__What needs to be done__. Where the data below has the string "document", return the whole line.

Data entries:
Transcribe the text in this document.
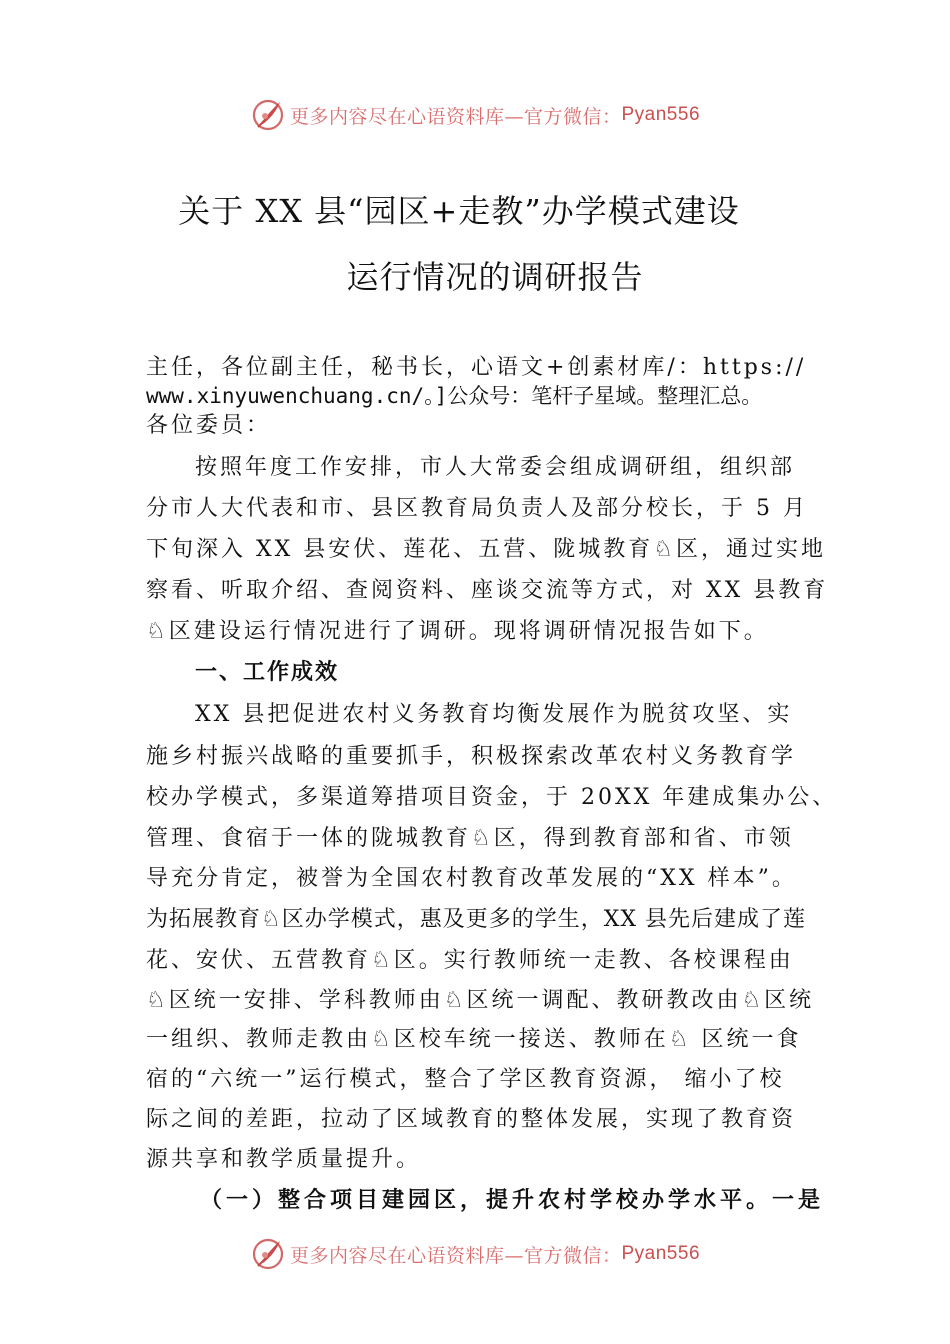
更多内容尽在心语资料库—官方微信： Pyan556
关于 XX 县“园区+走教”办学模式建设
运行情况的调研报告
主任，各位副主任，秘书长，心语文+创素材库/：https://
www.xinyuwenchuang.cn/。]公众号：笔杆子星域。整理汇总。
各位委员：
按照年度工作安排，市人大常委会组成调研组，组织部
分市人大代表和市、县区教育局负责人及部分校长，于 5 月
下旬深入 XX 县安伏、莲花、五营、陇城教育♘区，通过实地
察看、听取介绍、查阅资料、座谈交流等方式，对 XX 县教育
♘区建设运行情况进行了调研。现将调研情况报告如下。
一、工作成效
XX 县把促进农村义务教育均衡发展作为脱贫攻坚、实
施乡村振兴战略的重要抓手，积极探索改革农村义务教育学
校办学模式，多渠道筹措项目资金，于 20XX 年建成集办公、
管理、食宿于一体的陇城教育♘区，得到教育部和省、市领
导充分肯定，被誉为全国农村教育改革发展的“XX 样本”。
为拓展教育♘区办学模式，惠及更多的学生，XX 县先后建成了莲
花、安伏、五营教育♘区。实行教师统一走教、各校课程由
♘区统一安排、学科教师由♘区统一调配、教研教改由♘区统
一组织、教师走教由♘区校车统一接送、教师在♘ 区统一食
宿的“六统一”运行模式，整合了学区教育资源， 缩小了校
际之间的差距，拉动了区域教育的整体发展，实现了教育资
源共享和教学质量提升。
（一）整合项目建园区，提升农村学校办学水平。一是
更多内容尽在心语资料库—官方微信： Pyan556
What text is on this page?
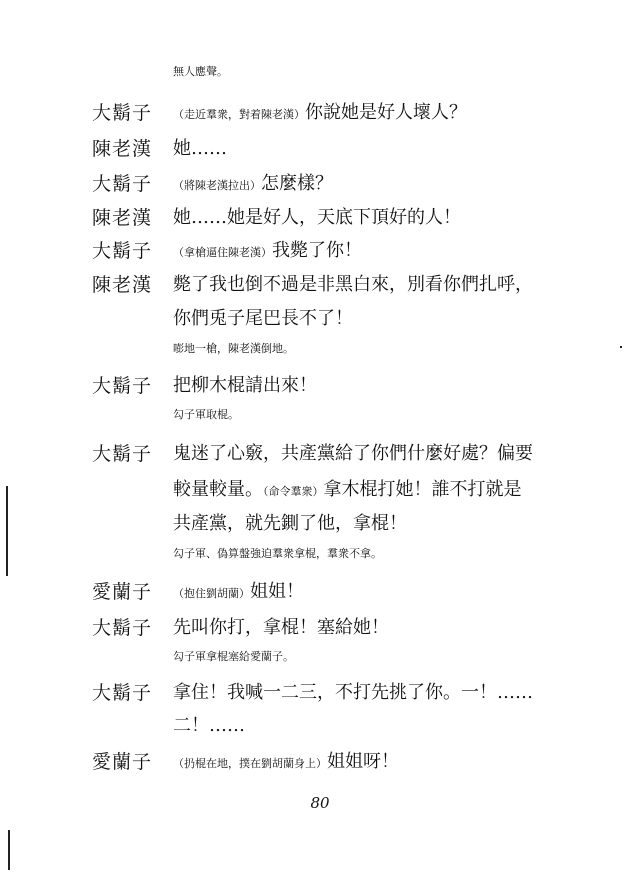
無人應聲。
大鬍子	（走近羣衆，對着陳老漢）你說她是好人壞人？
陳老漢	她……
大鬍子	（將陳老漢拉出）怎麼樣？
陳老漢	她……她是好人，天底下頂好的人！
大鬍子	（拿槍逼住陳老漢）我斃了你！
陳老漢	斃了我也倒不過是非黑白來，別看你們扎呼，
你們兎子尾巴長不了！
嘭地一槍，陳老漢倒地。
大鬍子	把柳木棍請出來！
勾子軍取棍。
大鬍子	鬼迷了心竅，共產黨給了你們什麼好處？偏要
較量較量。（命令羣衆）拿木棍打她！誰不打就是
共產黨，就先鍘了他，拿棍！
勾子軍、偽算盤強迫羣衆拿棍，羣衆不拿。
愛蘭子	（抱住劉胡蘭）姐姐！
大鬍子	先叫你打，拿棍！塞給她！
勾子軍拿棍塞給愛蘭子。
大鬍子	拿住！我喊一二三，不打先挑了你。一！……
二！……
愛蘭子	（扔棍在地，撲在劉胡蘭身上）姐姐呀！
80
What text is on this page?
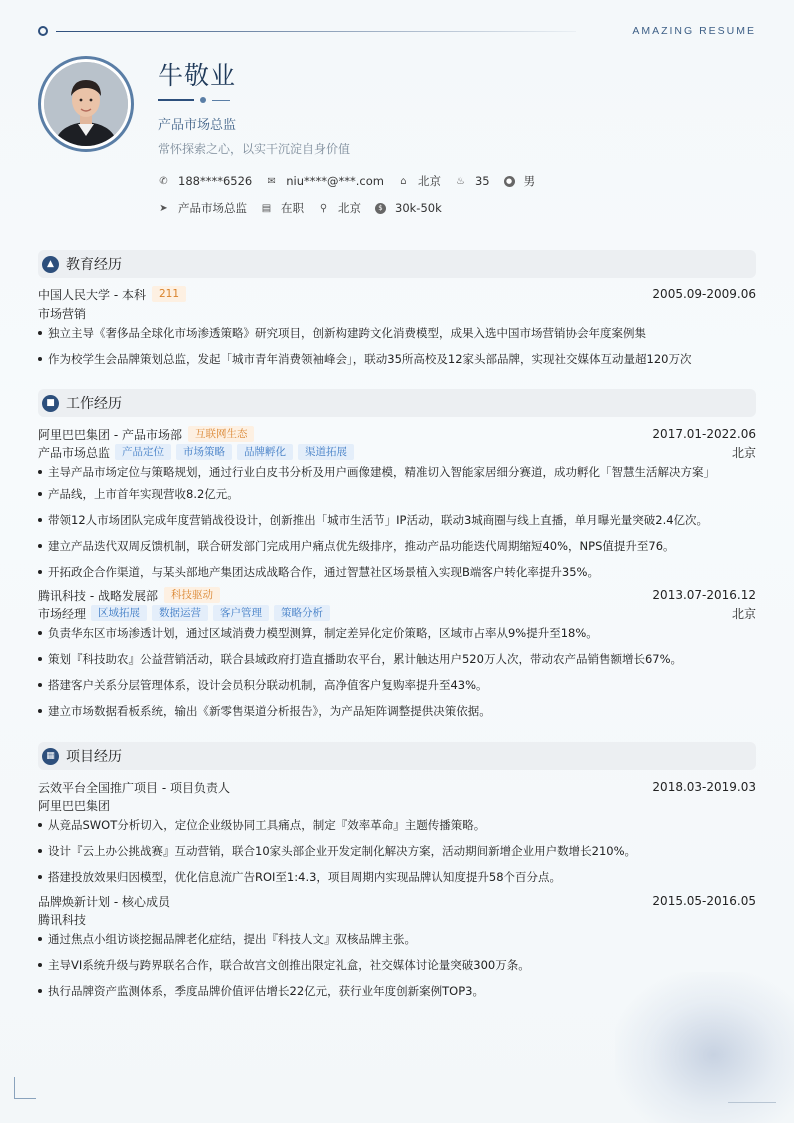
AMAZING RESUME
牛敬业
产品市场总监
常怀探索之心，以实干沉淀自身价值
✆ 188****6526 ✉ niu****@***.com ⌂ 北京 ♨ 35	● 男
➤ 产品市场总监 ▤ 在职 ⚲ 北京	$ 30k-50k
▲ 教育经历
中国人民大学 - 本科	211	2005.09-2009.06
市场营销
独立主导《奢侈品全球化市场渗透策略》研究项目，创新构建跨文化消费模型，成果入选中国市场营销协会年度案例集
作为校学生会品牌策划总监，发起「城市青年消费领袖峰会」，联动35所高校及12家头部品牌，实现社交媒体互动量超120万次
■ 工作经历
阿里巴巴集团 - 产品市场部	互联网生态	2017.01-2022.06
产品市场总监	产品定位	市场策略	品牌孵化	渠道拓展	北京
主导产品市场定位与策略规划，通过行业白皮书分析及用户画像建模，精准切入智能家居细分赛道，成功孵化「智慧生活解决方案」
产品线，上市首年实现营收8.2亿元。
带领12人市场团队完成年度营销战役设计，创新推出「城市生活节」IP活动，联动3城商圈与线上直播，单月曝光量突破2.4亿次。
建立产品迭代双周反馈机制，联合研发部门完成用户痛点优先级排序，推动产品功能迭代周期缩短40%，NPS值提升至76。
开拓政企合作渠道，与某头部地产集团达成战略合作，通过智慧社区场景植入实现B端客户转化率提升35%。
腾讯科技 - 战略发展部	科技驱动	2013.07-2016.12
市场经理	区域拓展	数据运营	客户管理	策略分析	北京
负责华东区市场渗透计划，通过区域消费力模型测算，制定差异化定价策略，区域市占率从9%提升至18%。
策划『科技助农』公益营销活动，联合县域政府打造直播助农平台，累计触达用户520万人次，带动农产品销售额增长67%。
搭建客户关系分层管理体系，设计会员积分联动机制，高净值客户复购率提升至43%。
建立市场数据看板系统，输出《新零售渠道分析报告》，为产品矩阵调整提供决策依据。
▦ 项目经历
云效平台全国推广项目 - 项目负责人	2018.03-2019.03
阿里巴巴集团
从竞品SWOT分析切入，定位企业级协同工具痛点，制定『效率革命』主题传播策略。
设计『云上办公挑战赛』互动营销，联合10家头部企业开发定制化解决方案，活动期间新增企业用户数增长210%。
搭建投放效果归因模型，优化信息流广告ROI至1:4.3，项目周期内实现品牌认知度提升58个百分点。
品牌焕新计划 - 核心成员	2015.05-2016.05
腾讯科技
通过焦点小组访谈挖掘品牌老化症结，提出『科技人文』双核品牌主张。
主导VI系统升级与跨界联名合作，联合故宫文创推出限定礼盒，社交媒体讨论量突破300万条。
执行品牌资产监测体系，季度品牌价值评估增长22亿元，获行业年度创新案例TOP3。
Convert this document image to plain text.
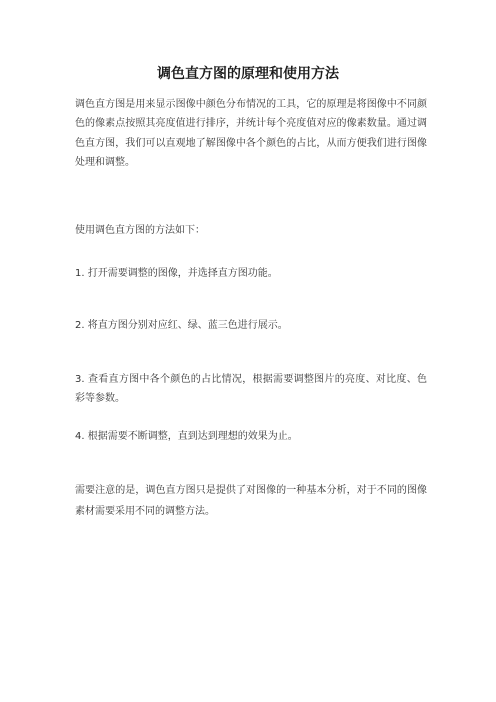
调色直方图的原理和使用方法

调色直方图是用来显示图像中颜色分布情况的工具，它的原理是将图像中不同颜色的像素点按照其亮度值进行排序，并统计每个亮度值对应的像素数量。通过调色直方图，我们可以直观地了解图像中各个颜色的占比，从而方便我们进行图像处理和调整。

使用调色直方图的方法如下：

1. 打开需要调整的图像，并选择直方图功能。

2. 将直方图分别对应红、绿、蓝三色进行展示。

3. 查看直方图中各个颜色的占比情况，根据需要调整图片的亮度、对比度、色彩等参数。

4. 根据需要不断调整，直到达到理想的效果为止。

需要注意的是，调色直方图只是提供了对图像的一种基本分析，对于不同的图像素材需要采用不同的调整方法。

__Output__.
Transcribe the text in this document.
Convert this document image to plain text.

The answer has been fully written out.